Given problem => Below is a listing; write it out exactly and drop any images from it.

### Data for processing ###

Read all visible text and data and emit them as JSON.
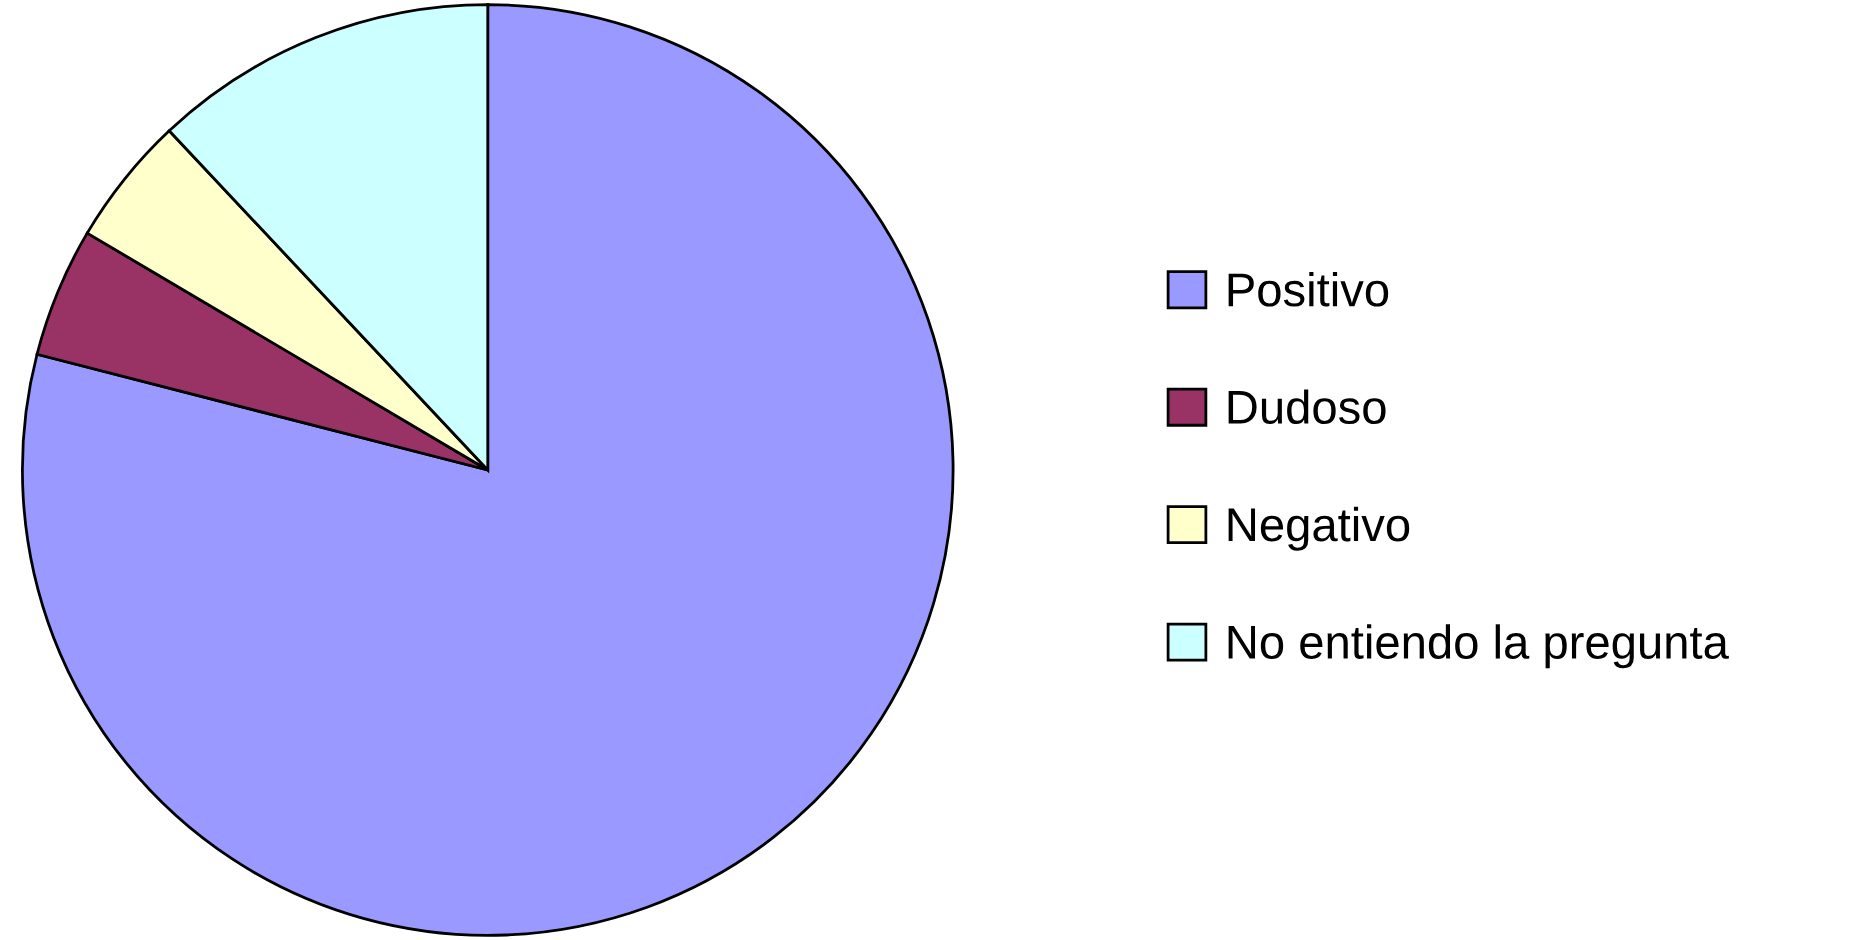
{
  "chart_data": {
    "type": "pie",
    "categories": [
      "Positivo",
      "Dudoso",
      "Negativo",
      "No entiendo la pregunta"
    ],
    "values": [
      79,
      4.5,
      4.5,
      12
    ],
    "colors": [
      "#9999ff",
      "#993366",
      "#ffffcc",
      "#ccffff"
    ],
    "legend": "right"
  }
}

###

Expected answer =>
Read all visible text and data and emit them as JSON.
{
  "chart_data": {
    "type": "pie",
    "categories": [
      "Positivo",
      "Dudoso",
      "Negativo",
      "No entiendo la pregunta"
    ],
    "values": [
      79,
      4.5,
      4.5,
      12
    ],
    "colors": [
      "#9999ff",
      "#993366",
      "#ffffcc",
      "#ccffff"
    ],
    "legend": "right"
  }
}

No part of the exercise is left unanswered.